## [SHORT EXERCISE]
Reproduce all entries word for word.

## [DATASET RECORDS]
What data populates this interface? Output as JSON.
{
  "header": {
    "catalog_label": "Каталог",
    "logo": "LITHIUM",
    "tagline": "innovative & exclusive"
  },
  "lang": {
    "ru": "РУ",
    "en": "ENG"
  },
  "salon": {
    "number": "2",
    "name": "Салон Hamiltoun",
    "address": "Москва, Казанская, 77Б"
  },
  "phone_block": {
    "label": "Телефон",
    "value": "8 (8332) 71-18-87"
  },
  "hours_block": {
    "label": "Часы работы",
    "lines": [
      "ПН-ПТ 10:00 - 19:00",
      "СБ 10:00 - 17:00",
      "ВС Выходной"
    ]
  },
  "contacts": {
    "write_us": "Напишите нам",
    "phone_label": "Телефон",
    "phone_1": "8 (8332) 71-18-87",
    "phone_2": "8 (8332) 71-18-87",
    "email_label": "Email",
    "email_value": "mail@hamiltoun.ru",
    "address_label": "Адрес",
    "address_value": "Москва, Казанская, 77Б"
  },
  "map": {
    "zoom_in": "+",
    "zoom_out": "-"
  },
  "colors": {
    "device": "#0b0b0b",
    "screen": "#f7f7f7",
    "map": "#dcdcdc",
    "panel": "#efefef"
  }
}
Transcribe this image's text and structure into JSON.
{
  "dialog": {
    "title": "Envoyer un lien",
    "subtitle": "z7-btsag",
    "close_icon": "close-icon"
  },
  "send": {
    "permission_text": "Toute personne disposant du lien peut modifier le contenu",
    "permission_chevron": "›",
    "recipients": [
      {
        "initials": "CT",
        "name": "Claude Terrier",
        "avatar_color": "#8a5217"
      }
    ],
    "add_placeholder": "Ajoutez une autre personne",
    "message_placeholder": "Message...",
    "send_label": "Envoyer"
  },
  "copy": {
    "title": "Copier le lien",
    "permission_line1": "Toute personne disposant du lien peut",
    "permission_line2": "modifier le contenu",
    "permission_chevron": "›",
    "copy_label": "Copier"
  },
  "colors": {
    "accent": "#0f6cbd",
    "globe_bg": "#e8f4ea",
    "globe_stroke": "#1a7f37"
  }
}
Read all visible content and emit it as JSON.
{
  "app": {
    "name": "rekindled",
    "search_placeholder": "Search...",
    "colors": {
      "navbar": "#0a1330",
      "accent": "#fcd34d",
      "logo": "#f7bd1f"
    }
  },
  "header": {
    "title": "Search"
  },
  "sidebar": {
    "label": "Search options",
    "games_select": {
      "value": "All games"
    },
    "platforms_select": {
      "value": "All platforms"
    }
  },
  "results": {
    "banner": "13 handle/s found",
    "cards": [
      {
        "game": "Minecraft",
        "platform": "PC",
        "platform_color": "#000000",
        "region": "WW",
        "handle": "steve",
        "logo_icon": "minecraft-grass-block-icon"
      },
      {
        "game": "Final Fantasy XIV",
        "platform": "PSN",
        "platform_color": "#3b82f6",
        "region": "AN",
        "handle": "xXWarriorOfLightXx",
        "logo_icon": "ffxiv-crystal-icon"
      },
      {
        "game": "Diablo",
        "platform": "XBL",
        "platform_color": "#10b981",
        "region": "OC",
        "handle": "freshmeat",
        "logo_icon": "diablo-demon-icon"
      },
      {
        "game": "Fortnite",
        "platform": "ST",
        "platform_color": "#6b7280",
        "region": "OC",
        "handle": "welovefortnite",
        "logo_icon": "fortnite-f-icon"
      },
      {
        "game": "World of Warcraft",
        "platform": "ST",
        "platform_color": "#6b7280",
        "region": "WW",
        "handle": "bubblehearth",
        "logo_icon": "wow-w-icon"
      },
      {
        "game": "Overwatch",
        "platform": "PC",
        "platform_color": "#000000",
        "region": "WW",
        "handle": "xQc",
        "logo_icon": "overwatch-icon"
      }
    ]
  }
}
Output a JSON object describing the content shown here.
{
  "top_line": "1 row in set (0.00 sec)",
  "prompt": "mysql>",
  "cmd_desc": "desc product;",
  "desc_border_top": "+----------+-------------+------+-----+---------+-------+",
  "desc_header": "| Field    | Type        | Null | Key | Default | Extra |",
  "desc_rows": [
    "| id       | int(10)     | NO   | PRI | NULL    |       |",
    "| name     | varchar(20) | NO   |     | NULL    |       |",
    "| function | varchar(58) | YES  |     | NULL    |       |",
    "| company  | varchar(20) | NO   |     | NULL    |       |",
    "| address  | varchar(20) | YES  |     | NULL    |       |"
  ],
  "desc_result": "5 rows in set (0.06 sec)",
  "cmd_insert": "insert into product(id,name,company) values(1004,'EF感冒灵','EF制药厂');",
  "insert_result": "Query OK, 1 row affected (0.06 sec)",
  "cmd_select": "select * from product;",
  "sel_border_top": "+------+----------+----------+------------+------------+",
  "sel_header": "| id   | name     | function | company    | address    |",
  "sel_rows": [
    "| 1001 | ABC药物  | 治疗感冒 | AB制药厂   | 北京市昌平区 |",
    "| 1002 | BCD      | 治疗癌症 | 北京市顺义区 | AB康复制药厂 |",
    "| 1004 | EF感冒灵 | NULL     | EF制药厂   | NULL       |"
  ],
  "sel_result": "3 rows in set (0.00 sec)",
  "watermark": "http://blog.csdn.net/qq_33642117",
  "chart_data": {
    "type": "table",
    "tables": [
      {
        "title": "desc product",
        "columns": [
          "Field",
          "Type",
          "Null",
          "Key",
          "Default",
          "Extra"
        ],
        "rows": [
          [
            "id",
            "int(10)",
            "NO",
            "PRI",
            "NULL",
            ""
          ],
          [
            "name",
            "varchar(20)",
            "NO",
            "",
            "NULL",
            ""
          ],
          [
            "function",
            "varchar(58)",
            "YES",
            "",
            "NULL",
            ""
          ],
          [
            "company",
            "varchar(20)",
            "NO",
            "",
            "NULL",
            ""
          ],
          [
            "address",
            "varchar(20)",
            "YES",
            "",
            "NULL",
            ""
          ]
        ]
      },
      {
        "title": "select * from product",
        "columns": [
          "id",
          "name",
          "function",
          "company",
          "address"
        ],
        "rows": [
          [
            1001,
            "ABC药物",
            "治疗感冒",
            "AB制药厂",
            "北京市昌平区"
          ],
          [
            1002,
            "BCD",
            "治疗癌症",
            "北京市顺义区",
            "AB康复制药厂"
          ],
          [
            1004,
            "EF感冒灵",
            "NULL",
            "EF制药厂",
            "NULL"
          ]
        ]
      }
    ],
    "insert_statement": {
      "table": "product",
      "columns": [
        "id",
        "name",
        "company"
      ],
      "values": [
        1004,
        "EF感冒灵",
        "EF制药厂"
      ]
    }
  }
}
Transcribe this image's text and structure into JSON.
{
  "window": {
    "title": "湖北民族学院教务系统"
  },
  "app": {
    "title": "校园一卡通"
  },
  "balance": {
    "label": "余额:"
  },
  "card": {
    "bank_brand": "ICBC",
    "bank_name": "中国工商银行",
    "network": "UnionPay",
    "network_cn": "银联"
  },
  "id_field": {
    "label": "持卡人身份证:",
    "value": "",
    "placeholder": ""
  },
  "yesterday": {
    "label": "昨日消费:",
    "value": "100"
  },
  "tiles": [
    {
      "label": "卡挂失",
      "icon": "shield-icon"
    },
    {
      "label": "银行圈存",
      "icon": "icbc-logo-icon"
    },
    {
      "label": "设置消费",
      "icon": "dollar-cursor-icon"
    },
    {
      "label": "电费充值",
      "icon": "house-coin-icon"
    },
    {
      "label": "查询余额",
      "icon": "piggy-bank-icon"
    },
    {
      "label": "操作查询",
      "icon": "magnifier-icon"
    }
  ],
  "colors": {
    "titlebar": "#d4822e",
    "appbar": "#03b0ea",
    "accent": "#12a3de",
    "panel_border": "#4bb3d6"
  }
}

## [IN RESPONSE]
What data populates this interface? Output as JSON.
{
  "header": {
    "catalog_label": "Каталог",
    "logo": "LITHIUM",
    "tagline": "innovative & exclusive"
  },
  "lang": {
    "ru": "РУ",
    "en": "ENG"
  },
  "salon": {
    "number": "2",
    "name": "Салон Hamiltoun",
    "address": "Москва, Казанская, 77Б"
  },
  "phone_block": {
    "label": "Телефон",
    "value": "8 (8332) 71-18-87"
  },
  "hours_block": {
    "label": "Часы работы",
    "lines": [
      "ПН-ПТ 10:00 - 19:00",
      "СБ 10:00 - 17:00",
      "ВС Выходной"
    ]
  },
  "contacts": {
    "write_us": "Напишите нам",
    "phone_label": "Телефон",
    "phone_1": "8 (8332) 71-18-87",
    "phone_2": "8 (8332) 71-18-87",
    "email_label": "Email",
    "email_value": "mail@hamiltoun.ru",
    "address_label": "Адрес",
    "address_value": "Москва, Казанская, 77Б"
  },
  "map": {
    "zoom_in": "+",
    "zoom_out": "-"
  },
  "colors": {
    "device": "#0b0b0b",
    "screen": "#f7f7f7",
    "map": "#dcdcdc",
    "panel": "#efefef"
  }
}
Transcribe this image's text and structure into JSON.
{
  "dialog": {
    "title": "Envoyer un lien",
    "subtitle": "z7-btsag",
    "close_icon": "close-icon"
  },
  "send": {
    "permission_text": "Toute personne disposant du lien peut modifier le contenu",
    "permission_chevron": "›",
    "recipients": [
      {
        "initials": "CT",
        "name": "Claude Terrier",
        "avatar_color": "#8a5217"
      }
    ],
    "add_placeholder": "Ajoutez une autre personne",
    "message_placeholder": "Message...",
    "send_label": "Envoyer"
  },
  "copy": {
    "title": "Copier le lien",
    "permission_line1": "Toute personne disposant du lien peut",
    "permission_line2": "modifier le contenu",
    "permission_chevron": "›",
    "copy_label": "Copier"
  },
  "colors": {
    "accent": "#0f6cbd",
    "globe_bg": "#e8f4ea",
    "globe_stroke": "#1a7f37"
  }
}
Read all visible content and emit it as JSON.
{
  "app": {
    "name": "rekindled",
    "search_placeholder": "Search...",
    "colors": {
      "navbar": "#0a1330",
      "accent": "#fcd34d",
      "logo": "#f7bd1f"
    }
  },
  "header": {
    "title": "Search"
  },
  "sidebar": {
    "label": "Search options",
    "games_select": {
      "value": "All games"
    },
    "platforms_select": {
      "value": "All platforms"
    }
  },
  "results": {
    "banner": "13 handle/s found",
    "cards": [
      {
        "game": "Minecraft",
        "platform": "PC",
        "platform_color": "#000000",
        "region": "WW",
        "handle": "steve",
        "logo_icon": "minecraft-grass-block-icon"
      },
      {
        "game": "Final Fantasy XIV",
        "platform": "PSN",
        "platform_color": "#3b82f6",
        "region": "AN",
        "handle": "xXWarriorOfLightXx",
        "logo_icon": "ffxiv-crystal-icon"
      },
      {
        "game": "Diablo",
        "platform": "XBL",
        "platform_color": "#10b981",
        "region": "OC",
        "handle": "freshmeat",
        "logo_icon": "diablo-demon-icon"
      },
      {
        "game": "Fortnite",
        "platform": "ST",
        "platform_color": "#6b7280",
        "region": "OC",
        "handle": "welovefortnite",
        "logo_icon": "fortnite-f-icon"
      },
      {
        "game": "World of Warcraft",
        "platform": "ST",
        "platform_color": "#6b7280",
        "region": "WW",
        "handle": "bubblehearth",
        "logo_icon": "wow-w-icon"
      },
      {
        "game": "Overwatch",
        "platform": "PC",
        "platform_color": "#000000",
        "region": "WW",
        "handle": "xQc",
        "logo_icon": "overwatch-icon"
      }
    ]
  }
}
Output a JSON object describing the content shown here.
{
  "top_line": "1 row in set (0.00 sec)",
  "prompt": "mysql>",
  "cmd_desc": "desc product;",
  "desc_border_top": "+----------+-------------+------+-----+---------+-------+",
  "desc_header": "| Field    | Type        | Null | Key | Default | Extra |",
  "desc_rows": [
    "| id       | int(10)     | NO   | PRI | NULL    |       |",
    "| name     | varchar(20) | NO   |     | NULL    |       |",
    "| function | varchar(58) | YES  |     | NULL    |       |",
    "| company  | varchar(20) | NO   |     | NULL    |       |",
    "| address  | varchar(20) | YES  |     | NULL    |       |"
  ],
  "desc_result": "5 rows in set (0.06 sec)",
  "cmd_insert": "insert into product(id,name,company) values(1004,'EF感冒灵','EF制药厂');",
  "insert_result": "Query OK, 1 row affected (0.06 sec)",
  "cmd_select": "select * from product;",
  "sel_border_top": "+------+----------+----------+------------+------------+",
  "sel_header": "| id   | name     | function | company    | address    |",
  "sel_rows": [
    "| 1001 | ABC药物  | 治疗感冒 | AB制药厂   | 北京市昌平区 |",
    "| 1002 | BCD      | 治疗癌症 | 北京市顺义区 | AB康复制药厂 |",
    "| 1004 | EF感冒灵 | NULL     | EF制药厂   | NULL       |"
  ],
  "sel_result": "3 rows in set (0.00 sec)",
  "watermark": "http://blog.csdn.net/qq_33642117",
  "chart_data": {
    "type": "table",
    "tables": [
      {
        "title": "desc product",
        "columns": [
          "Field",
          "Type",
          "Null",
          "Key",
          "Default",
          "Extra"
        ],
        "rows": [
          [
            "id",
            "int(10)",
            "NO",
            "PRI",
            "NULL",
            ""
          ],
          [
            "name",
            "varchar(20)",
            "NO",
            "",
            "NULL",
            ""
          ],
          [
            "function",
            "varchar(58)",
            "YES",
            "",
            "NULL",
            ""
          ],
          [
            "company",
            "varchar(20)",
            "NO",
            "",
            "NULL",
            ""
          ],
          [
            "address",
            "varchar(20)",
            "YES",
            "",
            "NULL",
            ""
          ]
        ]
      },
      {
        "title": "select * from product",
        "columns": [
          "id",
          "name",
          "function",
          "company",
          "address"
        ],
        "rows": [
          [
            1001,
            "ABC药物",
            "治疗感冒",
            "AB制药厂",
            "北京市昌平区"
          ],
          [
            1002,
            "BCD",
            "治疗癌症",
            "北京市顺义区",
            "AB康复制药厂"
          ],
          [
            1004,
            "EF感冒灵",
            "NULL",
            "EF制药厂",
            "NULL"
          ]
        ]
      }
    ],
    "insert_statement": {
      "table": "product",
      "columns": [
        "id",
        "name",
        "company"
      ],
      "values": [
        1004,
        "EF感冒灵",
        "EF制药厂"
      ]
    }
  }
}
Transcribe this image's text and structure into JSON.
{
  "window": {
    "title": "湖北民族学院教务系统"
  },
  "app": {
    "title": "校园一卡通"
  },
  "balance": {
    "label": "余额:"
  },
  "card": {
    "bank_brand": "ICBC",
    "bank_name": "中国工商银行",
    "network": "UnionPay",
    "network_cn": "银联"
  },
  "id_field": {
    "label": "持卡人身份证:",
    "value": "",
    "placeholder": ""
  },
  "yesterday": {
    "label": "昨日消费:",
    "value": "100"
  },
  "tiles": [
    {
      "label": "卡挂失",
      "icon": "shield-icon"
    },
    {
      "label": "银行圈存",
      "icon": "icbc-logo-icon"
    },
    {
      "label": "设置消费",
      "icon": "dollar-cursor-icon"
    },
    {
      "label": "电费充值",
      "icon": "house-coin-icon"
    },
    {
      "label": "查询余额",
      "icon": "piggy-bank-icon"
    },
    {
      "label": "操作查询",
      "icon": "magnifier-icon"
    }
  ],
  "colors": {
    "titlebar": "#d4822e",
    "appbar": "#03b0ea",
    "accent": "#12a3de",
    "panel_border": "#4bb3d6"
  }
}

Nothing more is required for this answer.